WHAT IS BEING ASKED:
Where a line in the listing contains the string "abroad", copy that line out.

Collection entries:
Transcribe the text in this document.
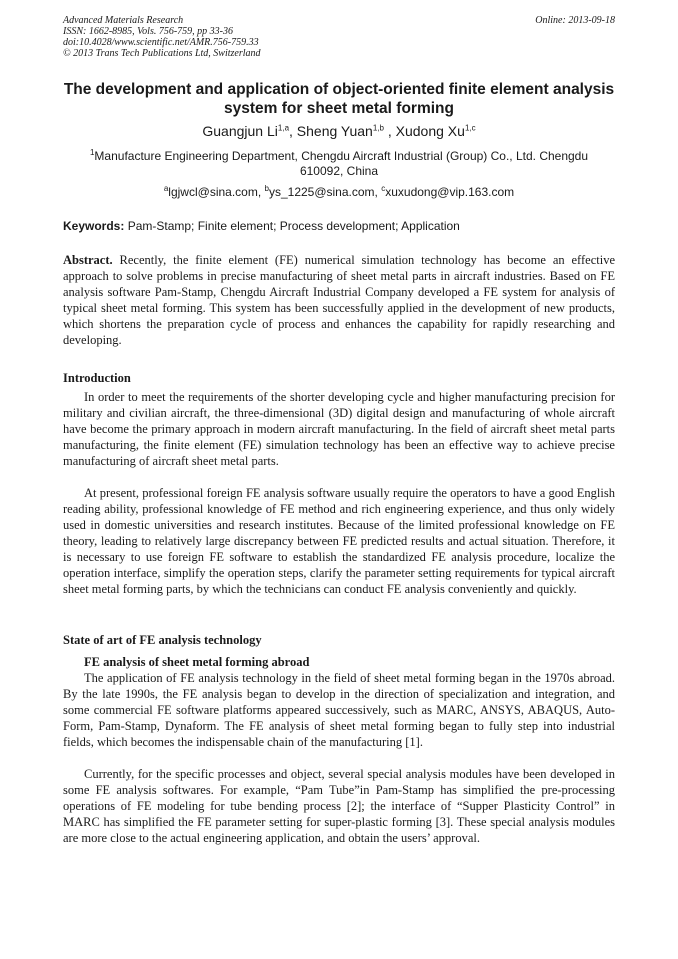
Advanced Materials Research
ISSN: 1662-8985, Vols. 756-759, pp 33-36
doi:10.4028/www.scientific.net/AMR.756-759.33
© 2013 Trans Tech Publications Ltd, Switzerland
Online: 2013-09-18
The development and application of object-oriented finite element analysis system for sheet metal forming
Guangjun Li$^{1,a}$, Sheng Yuan$^{1,b}$ , Xudong Xu$^{1,c}$
$^1$Manufacture Engineering Department, Chengdu Aircraft Industrial (Group) Co., Ltd. Chengdu 610092, China
$^a$lgjwcl@sina.com, $^b$ys_1225@sina.com, $^c$xuxudong@vip.163.com
Keywords: Pam-Stamp; Finite element; Process development; Application

Abstract. Recently, the finite element (FE) numerical simulation technology has become an effective approach to solve problems in precise manufacturing of sheet metal parts in aircraft industries. Based on FE analysis software Pam-Stamp, Chengdu Aircraft Industrial Company developed a FE system for analysis of typical sheet metal forming. This system has been successfully applied in the development of new products, which shortens the preparation cycle of process and enhances the capability for rapidly researching and developing.

Introduction

In order to meet the requirements of the shorter developing cycle and higher manufacturing precision for military and civilian aircraft, the three-dimensional (3D) digital design and manufacturing of whole aircraft have become the primary approach in modern aircraft manufacturing. In the field of aircraft sheet metal parts manufacturing, the finite element (FE) simulation technology has been an effective way to achieve precise manufacturing of aircraft sheet metal parts.

At present, professional foreign FE analysis software usually require the operators to have a good English reading ability, professional knowledge of FE method and rich engineering experience, and thus only widely used in domestic universities and research institutes. Because of the limited professional knowledge on FE theory, leading to relatively large discrepancy between FE predicted results and actual situation. Therefore, it is necessary to use foreign FE software to establish the standardized FE analysis procedure, localize the operation interface, simplify the operation steps, clarify the parameter setting requirements for typical aircraft sheet metal forming parts, by which the technicians can conduct FE analysis conveniently and quickly.

State of art of FE analysis technology
FE analysis of sheet metal forming abroad

The application of FE analysis technology in the field of sheet metal forming began in the 1970s abroad. By the late 1990s, the FE analysis began to develop in the direction of specialization and integration, and some commercial FE software platforms appeared successively, such as MARC, ANSYS, ABAQUS, Auto-Form, Pam-Stamp, Dynaform. The FE analysis of sheet metal forming began to fully step into industrial fields, which becomes the indispensable chain of the manufacturing [1].

Currently, for the specific processes and object, several special analysis modules have been developed in some FE analysis softwares. For example, “Pam Tube”in Pam-Stamp has simplified the pre-processing operations of FE modeling for tube bending process [2]; the interface of “Supper Plasticity Control” in MARC has simplified the FE parameter setting for super-plastic forming [3]. These special analysis modules are more close to the actual engineering application, and obtain the users’ approval.
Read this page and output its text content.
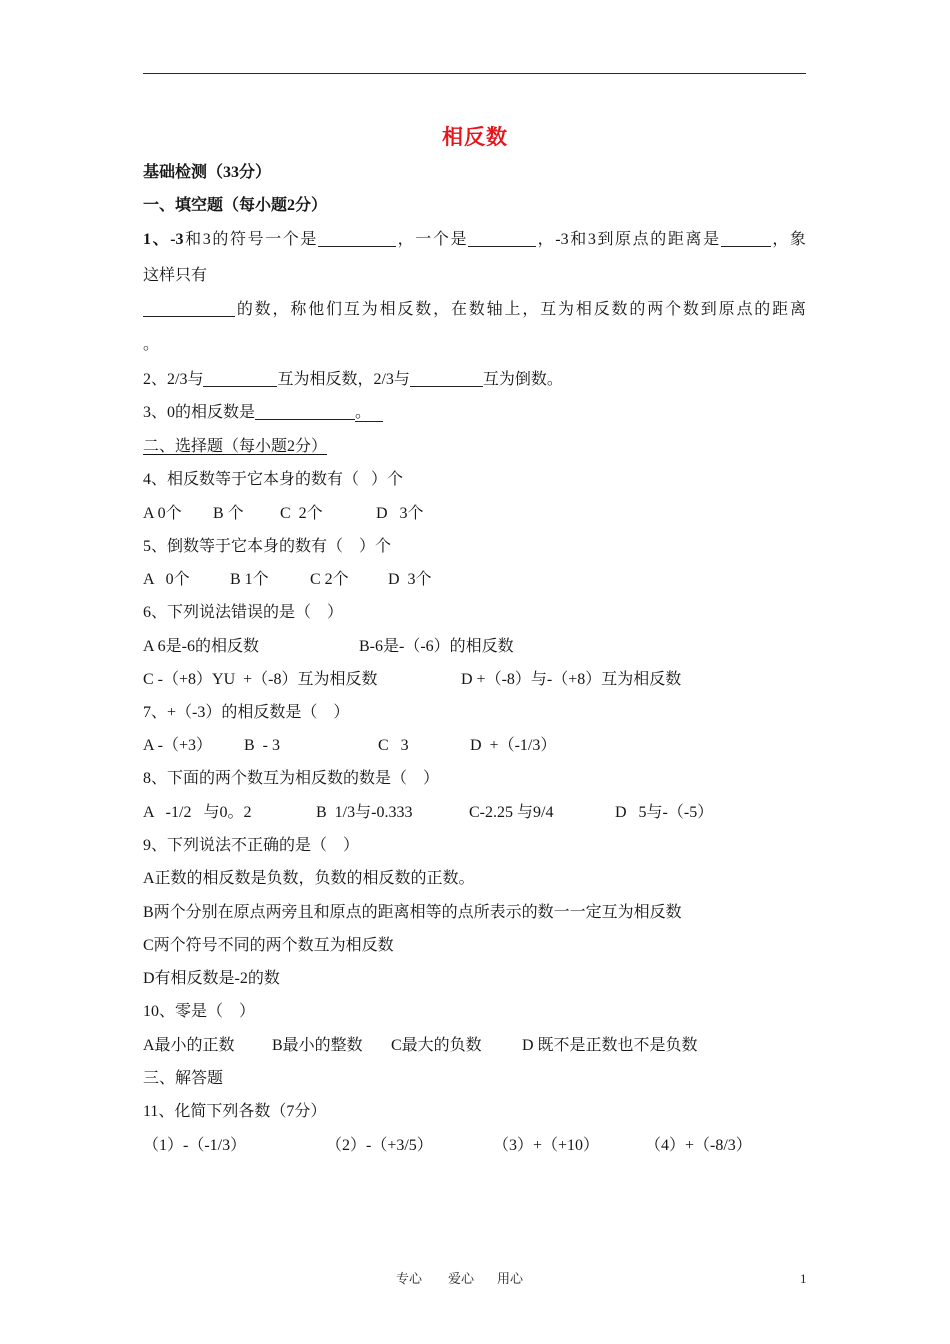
相反数
基础检测（33分）
一、填空题（每小题2分）
1、-3和3的符号一个是	，一个是	，-3和3到原点的距离是	，象
这样只有
的数，称他们互为相反数，在数轴上，互为相反数的两个数到原点的距离
。
2、2/3与	互为相反数，2/3与	互为倒数。
3、0的相反数是	。
二、选择题（每小题2分）
4、相反数等于它本身的数有（   ）个
A 0个 B 个 C  2个	D   3个
5、倒数等于它本身的数有（    ）个
A   0个	B 1个	C 2个 D  3个
6、下列说法错误的是（    ）
A 6是-6的相反数	B-6是-（-6）的相反数
C -（+8）YU  +（-8）互为相反数	D +（-8）与-（+8）互为相反数
7、+（-3）的相反数是（    ）
A -（+3） B  - 3	C   3	D  +（-1/3）
8、下面的两个数互为相反数的数是（    ）
A   -1/2   与0。2	B  1/3与-0.333	C-2.25 与9/4	D   5与-（-5）
9、下列说法不正确的是（    ）
A正数的相反数是负数，负数的相反数的正数。
B两个分别在原点两旁且和原点的距离相等的点所表示的数一一定互为相反数
C两个符号不同的两个数互为相反数
D有相反数是-2的数
10、零是（    ）
A最小的正数 B最小的整数 C最大的负数	D 既不是正数也不是负数
三、解答题
11、化简下列各数（7分）
（1）-（-1/3）	（2）-（+3/5）	（3）+（+10）	（4）+（-8/3）
专心 爱心 用心	1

EXPECTED ANSWER:
FE analysis of sheet metal forming abroad
The application of FE analysis technology in the field of sheet metal forming began in the 1970s abroad. By the late 1990s, the FE analysis began to develop in the direction of specialization and integration, and some commercial FE software platforms appeared successively, such as MARC, ANSYS, ABAQUS, Auto-Form, Pam-Stamp, Dynaform. The FE analysis of sheet metal forming began to fully step into industrial fields, which becomes the indispensable chain of the manufacturing [1].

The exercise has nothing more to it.